- [Exercise] Gather up the lines with the word "center" in them.

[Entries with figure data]
'''

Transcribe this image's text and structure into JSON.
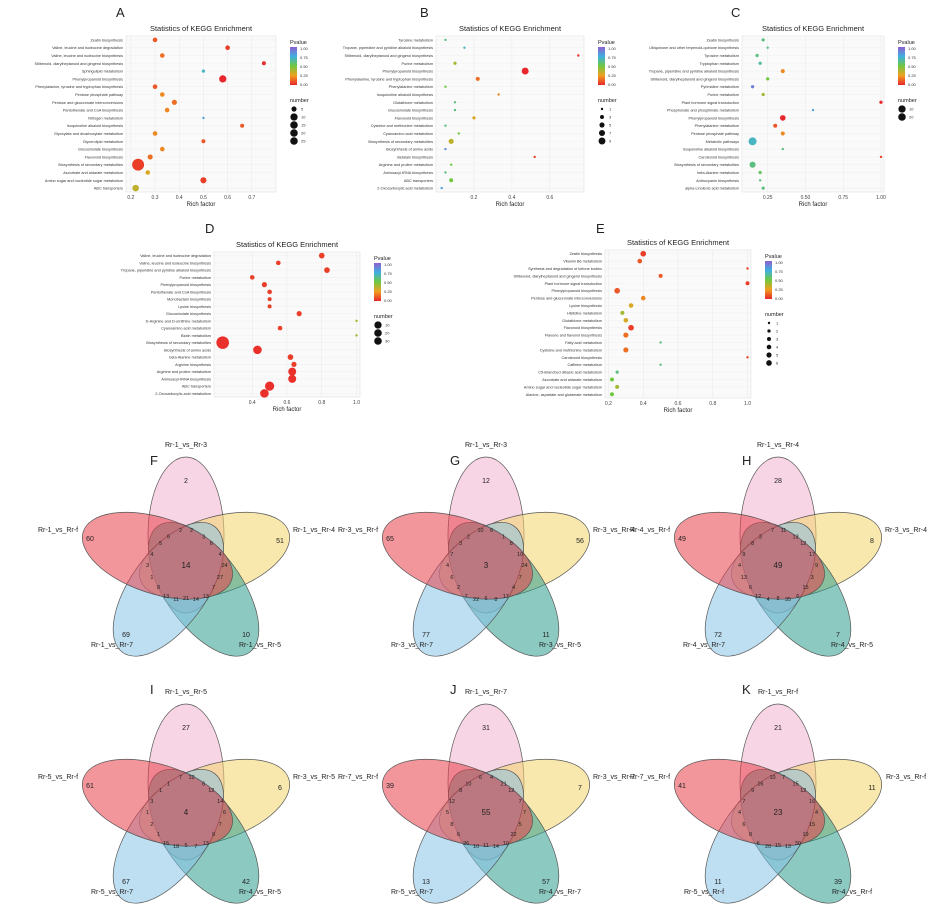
{
  "colors": {
    "high": "#e8262b",
    "mid": "#f0a020",
    "midlow": "#c8d030",
    "low": "#50c060",
    "lowest": "#9060c8",
    "grid": "#e4e4e4"
  },
  "dot_charts": [
    {
      "letter": "A",
      "title": "Statistics of KEGG Enrichment",
      "xlabel": "Rich factor",
      "xlim": [
        0.18,
        0.8
      ],
      "xticks": [
        "0.2",
        "0.3",
        "0.4",
        "0.5",
        "0.6",
        "0.7"
      ],
      "xtickvals": [
        0.2,
        0.3,
        0.4,
        0.5,
        0.6,
        0.7
      ],
      "legend_title": "Pvalue",
      "legend_ticks": [
        "1.00",
        "0.75",
        "0.50",
        "0.25",
        "0.00"
      ],
      "size_title": "number",
      "size_ticks": [
        "5",
        "10",
        "15",
        "20",
        "25"
      ],
      "terms": [
        "Zeatin biosynthesis",
        "Valine, leucine and isoleucine degradation",
        "Valine, leucine and isoleucine biosynthesis",
        "Stilbenoid, diarylheptanoid and gingerol biosynthesis",
        "Sphingolipid metabolism",
        "Phenylpropanoid biosynthesis",
        "Phenylalanine, tyrosine and tryptophan biosynthesis",
        "Pentose phosphate pathway",
        "Pentose and glucuronate interconversions",
        "Pantothenate and CoA biosynthesis",
        "Nitrogen metabolism",
        "Isoquinoline alkaloid biosynthesis",
        "Glyoxylate and dicarboxylate metabolism",
        "Glycerolipid metabolism",
        "Glucosinolate biosynthesis",
        "Flavonoid biosynthesis",
        "Biosynthesis of secondary metabolites",
        "Ascorbate and aldarate metabolism",
        "Amino sugar and nucleotide sugar metabolism",
        "ABC transporters"
      ],
      "rich": [
        0.3,
        0.6,
        0.33,
        0.75,
        0.5,
        0.58,
        0.3,
        0.33,
        0.38,
        0.35,
        0.5,
        0.66,
        0.3,
        0.5,
        0.33,
        0.28,
        0.23,
        0.27,
        0.5,
        0.22
      ],
      "pvalue": [
        0.1,
        0.05,
        0.15,
        0.01,
        0.7,
        0.0,
        0.1,
        0.2,
        0.15,
        0.2,
        0.8,
        0.1,
        0.2,
        0.1,
        0.2,
        0.15,
        0.05,
        0.3,
        0.05,
        0.35
      ],
      "number": [
        4,
        4,
        4,
        3,
        2,
        10,
        4,
        4,
        5,
        4,
        1,
        3,
        4,
        3,
        4,
        5,
        27,
        4,
        7,
        8
      ]
    },
    {
      "letter": "B",
      "title": "Statistics of KEGG Enrichment",
      "xlabel": "Rich factor",
      "xlim": [
        0.0,
        0.78
      ],
      "xticks": [
        "0.2",
        "0.4",
        "0.6"
      ],
      "xtickvals": [
        0.2,
        0.4,
        0.6
      ],
      "legend_title": "Pvalue",
      "legend_ticks": [
        "1.00",
        "0.75",
        "0.50",
        "0.25",
        "0.00"
      ],
      "size_title": "number",
      "size_ticks": [
        "1",
        "3",
        "5",
        "7",
        "9"
      ],
      "terms": [
        "Tyrosine metabolism",
        "Tropane, piperidine and pyridine alkaloid biosynthesis",
        "Stilbenoid, diarylheptanoid and gingerol biosynthesis",
        "Purine metabolism",
        "Phenylpropanoid biosynthesis",
        "Phenylalanine, tyrosine and tryptophan biosynthesis",
        "Phenylalanine metabolism",
        "Isoquinoline alkaloid biosynthesis",
        "Glutathione metabolism",
        "Glucosinolate biosynthesis",
        "Flavonoid biosynthesis",
        "Cysteine and methionine metabolism",
        "Cyanoamino acid metabolism",
        "Biosynthesis of secondary metabolites",
        "Biosynthesis of amino acids",
        "Betalain biosynthesis",
        "Arginine and proline metabolism",
        "Aminoacyl-tRNA biosynthesis",
        "ABC transporters",
        "2-Oxocarboxylic acid metabolism"
      ],
      "rich": [
        0.05,
        0.15,
        0.75,
        0.1,
        0.47,
        0.22,
        0.05,
        0.33,
        0.1,
        0.1,
        0.2,
        0.05,
        0.12,
        0.08,
        0.05,
        0.52,
        0.08,
        0.05,
        0.08,
        0.03
      ],
      "pvalue": [
        0.6,
        0.7,
        0.02,
        0.4,
        0.0,
        0.15,
        0.5,
        0.2,
        0.6,
        0.6,
        0.3,
        0.6,
        0.5,
        0.35,
        0.85,
        0.05,
        0.5,
        0.6,
        0.5,
        0.8
      ],
      "number": [
        1,
        1,
        1,
        2,
        9,
        3,
        1,
        1,
        1,
        1,
        2,
        1,
        1,
        5,
        1,
        1,
        1,
        1,
        3,
        1
      ]
    },
    {
      "letter": "C",
      "title": "Statistics of KEGG Enrichment",
      "xlabel": "Rich factor",
      "xlim": [
        0.08,
        1.02
      ],
      "xticks": [
        "0.25",
        "0.50",
        "0.75",
        "1.00"
      ],
      "xtickvals": [
        0.25,
        0.5,
        0.75,
        1.0
      ],
      "legend_title": "Pvalue",
      "legend_ticks": [
        "1.00",
        "0.75",
        "0.50",
        "0.25",
        "0.00"
      ],
      "size_title": "number",
      "size_ticks": [
        "10",
        "20"
      ],
      "terms": [
        "Zeatin biosynthesis",
        "Ubiquinone and other terpenoid-quinone biosynthesis",
        "Tyrosine metabolism",
        "Tryptophan metabolism",
        "Tropane, piperidine and pyridine alkaloid biosynthesis",
        "Stilbenoid, diarylheptanoid and gingerol biosynthesis",
        "Pyrimidine metabolism",
        "Purine metabolism",
        "Plant hormone signal transduction",
        "Phosphonate and phosphinate metabolism",
        "Phenylpropanoid biosynthesis",
        "Phenylalanine metabolism",
        "Pentose phosphate pathway",
        "Metabolic pathways",
        "Isoquinoline alkaloid biosynthesis",
        "Carotenoid biosynthesis",
        "Biosynthesis of secondary metabolites",
        "beta-Alanine metabolism",
        "Anthocyanin biosynthesis",
        "alpha-Linolenic acid metabolism"
      ],
      "rich": [
        0.22,
        0.25,
        0.18,
        0.2,
        0.35,
        0.25,
        0.15,
        0.22,
        1.0,
        0.55,
        0.35,
        0.3,
        0.35,
        0.15,
        0.35,
        1.0,
        0.15,
        0.2,
        0.2,
        0.22
      ],
      "pvalue": [
        0.6,
        0.6,
        0.6,
        0.65,
        0.2,
        0.5,
        0.9,
        0.4,
        0.0,
        0.8,
        0.0,
        0.1,
        0.2,
        0.7,
        0.6,
        0.05,
        0.6,
        0.55,
        0.6,
        0.6
      ],
      "number": [
        2,
        1,
        2,
        2,
        3,
        2,
        2,
        2,
        2,
        1,
        6,
        3,
        3,
        12,
        1,
        1,
        7,
        2,
        1,
        2
      ]
    },
    {
      "letter": "D",
      "title": "Statistics of KEGG Enrichment",
      "xlabel": "Rich factor",
      "xlim": [
        0.18,
        1.02
      ],
      "xticks": [
        "0.4",
        "0.6",
        "0.8",
        "1.0"
      ],
      "xtickvals": [
        0.4,
        0.6,
        0.8,
        1.0
      ],
      "legend_title": "Pvalue",
      "legend_ticks": [
        "1.00",
        "0.75",
        "0.50",
        "0.25",
        "0.00"
      ],
      "size_title": "number",
      "size_ticks": [
        "10",
        "20",
        "30"
      ],
      "terms": [
        "Valine, leucine and isoleucine degradation",
        "Valine, leucine and isoleucine biosynthesis",
        "Tropane, piperidine and pyridine alkaloid biosynthesis",
        "Purine metabolism",
        "Phenylpropanoid biosynthesis",
        "Pantothenate and CoA biosynthesis",
        "Monobactam biosynthesis",
        "Lysine biosynthesis",
        "Glucosinolate biosynthesis",
        "D-Arginine and D-ornithine metabolism",
        "Cyanoamino acid metabolism",
        "Biotin metabolism",
        "Biosynthesis of secondary metabolites",
        "Biosynthesis of amino acids",
        "beta-Alanine metabolism",
        "Arginine biosynthesis",
        "Arginine and proline metabolism",
        "Aminoacyl-tRNA biosynthesis",
        "ABC transporters",
        "2-Oxocarboxylic acid metabolism"
      ],
      "rich": [
        0.8,
        0.55,
        0.83,
        0.4,
        0.47,
        0.5,
        0.5,
        0.5,
        0.67,
        1.0,
        0.56,
        1.0,
        0.23,
        0.43,
        0.62,
        0.64,
        0.63,
        0.63,
        0.5,
        0.47
      ],
      "pvalue": [
        0.05,
        0.05,
        0.05,
        0.05,
        0.05,
        0.05,
        0.05,
        0.05,
        0.05,
        0.4,
        0.05,
        0.4,
        0.02,
        0.02,
        0.05,
        0.05,
        0.02,
        0.02,
        0.02,
        0.02
      ],
      "number": [
        6,
        4,
        6,
        4,
        5,
        4,
        3,
        3,
        5,
        1,
        4,
        1,
        30,
        14,
        6,
        5,
        12,
        12,
        16,
        14
      ]
    },
    {
      "letter": "E",
      "title": "Statistics of KEGG Enrichment",
      "xlabel": "Rich factor",
      "xlim": [
        0.18,
        1.02
      ],
      "xticks": [
        "0.2",
        "0.4",
        "0.6",
        "0.8",
        "1.0"
      ],
      "xtickvals": [
        0.2,
        0.4,
        0.6,
        0.8,
        1.0
      ],
      "legend_title": "Pvalue",
      "legend_ticks": [
        "1.00",
        "0.75",
        "0.50",
        "0.25",
        "0.00"
      ],
      "size_title": "number",
      "size_ticks": [
        "1",
        "2",
        "3",
        "4",
        "5",
        "6"
      ],
      "terms": [
        "Zeatin biosynthesis",
        "Vitamin B6 metabolism",
        "Synthesis and degradation of ketone bodies",
        "Stilbenoid, diarylheptanoid and gingerol biosynthesis",
        "Plant hormone signal transduction",
        "Phenylpropanoid biosynthesis",
        "Pentose and glucuronate interconversions",
        "Lysine biosynthesis",
        "Histidine metabolism",
        "Glutathione metabolism",
        "Flavonoid biosynthesis",
        "Flavone and flavonol biosynthesis",
        "Fatty acid metabolism",
        "Cysteine and methionine metabolism",
        "Carotenoid biosynthesis",
        "Caffeine metabolism",
        "C5-Branched dibasic acid metabolism",
        "Ascorbate and aldarate metabolism",
        "Amino sugar and nucleotide sugar metabolism",
        "Alanine, aspartate and glutamate metabolism"
      ],
      "rich": [
        0.4,
        0.38,
        1.0,
        0.5,
        1.0,
        0.25,
        0.4,
        0.33,
        0.28,
        0.3,
        0.33,
        0.3,
        0.5,
        0.3,
        1.0,
        0.5,
        0.25,
        0.22,
        0.25,
        0.22
      ],
      "pvalue": [
        0.05,
        0.1,
        0.05,
        0.1,
        0.05,
        0.1,
        0.2,
        0.3,
        0.4,
        0.3,
        0.05,
        0.15,
        0.6,
        0.15,
        0.05,
        0.6,
        0.6,
        0.5,
        0.4,
        0.5
      ],
      "number": [
        6,
        4,
        1,
        3,
        3,
        6,
        4,
        4,
        3,
        4,
        6,
        5,
        1,
        5,
        1,
        1,
        2,
        3,
        3,
        3
      ]
    }
  ],
  "venns": [
    {
      "letter": "F",
      "labels": [
        "Rr-1_vs_Rr-3",
        "Rr-1_vs_Rr-4",
        "Rr-1_vs_Rr-5",
        "Rr-1_vs_Rr-7",
        "Rr-1_vs_Rr-f"
      ],
      "unique": [
        "2",
        "51",
        "10",
        "69",
        "60"
      ],
      "center": "14",
      "others": [
        "2",
        "3",
        "6",
        "4",
        "24",
        "27",
        "7",
        "13",
        "14",
        "21",
        "11",
        "13",
        "8",
        "1",
        "3",
        "4",
        "5",
        "9",
        "2"
      ]
    },
    {
      "letter": "G",
      "labels": [
        "Rr-1_vs_Rr-3",
        "Rr-3_vs_Rr-4",
        "Rr-3_vs_Rr-5",
        "Rr-3_vs_Rr-7",
        "Rr-3_vs_Rr-f"
      ],
      "unique": [
        "12",
        "56",
        "11",
        "77",
        "65"
      ],
      "center": "3",
      "others": [
        "6",
        "1",
        "8",
        "10",
        "24",
        "7",
        "4",
        "17",
        "8",
        "6",
        "22",
        "7",
        "2",
        "6",
        "4",
        "7",
        "3",
        "2",
        "10"
      ]
    },
    {
      "letter": "H",
      "labels": [
        "Rr-1_vs_Rr-4",
        "Rr-3_vs_Rr-4",
        "Rr-4_vs_Rr-5",
        "Rr-4_vs_Rr-7",
        "Rr-4_vs_Rr-f"
      ],
      "unique": [
        "28",
        "8",
        "7",
        "72",
        "49"
      ],
      "center": "49",
      "others": [
        "11",
        "13",
        "12",
        "17",
        "9",
        "3",
        "15",
        "6",
        "35",
        "8",
        "4",
        "12",
        "6",
        "13",
        "4",
        "9",
        "8",
        "3",
        "7"
      ]
    },
    {
      "letter": "I",
      "labels": [
        "Rr-1_vs_Rr-5",
        "Rr-3_vs_Rr-5",
        "Rr-4_vs_Rr-5",
        "Rr-5_vs_Rr-7",
        "Rr-5_vs_Rr-f"
      ],
      "unique": [
        "27",
        "6",
        "42",
        "67",
        "61"
      ],
      "center": "4",
      "others": [
        "12",
        "6",
        "12",
        "14",
        "6",
        "7",
        "9",
        "13",
        "7",
        "5",
        "18",
        "15",
        "1",
        "2",
        "1",
        "3",
        "1",
        "1",
        "7"
      ]
    },
    {
      "letter": "J",
      "labels": [
        "Rr-1_vs_Rr-7",
        "Rr-3_vs_Rr-7",
        "Rr-4_vs_Rr-7",
        "Rr-5_vs_Rr-7",
        "Rr-7_vs_Rr-f"
      ],
      "unique": [
        "31",
        "7",
        "57",
        "13",
        "39"
      ],
      "center": "55",
      "others": [
        "4",
        "21",
        "12",
        "7",
        "7",
        "5",
        "22",
        "10",
        "14",
        "11",
        "10",
        "26",
        "6",
        "8",
        "5",
        "12",
        "8",
        "10",
        "6"
      ]
    },
    {
      "letter": "K",
      "labels": [
        "Rr-1_vs_Rr-f",
        "Rr-3_vs_Rr-f",
        "Rr-4_vs_Rr-f",
        "Rr-5_vs_Rr-f",
        "Rr-7_vs_Rr-f"
      ],
      "unique": [
        "21",
        "11",
        "39",
        "11",
        "41"
      ],
      "center": "23",
      "others": [
        "7",
        "15",
        "12",
        "16",
        "4",
        "15",
        "19",
        "30",
        "13",
        "15",
        "20",
        "6",
        "8",
        "6",
        "4",
        "7",
        "9",
        "16",
        "10"
      ]
    }
  ]
}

'''

- [Written response]
      "center": "14",
      "center": "3",
      "center": "49",
      "center": "4",
      "center": "55",
      "center": "23",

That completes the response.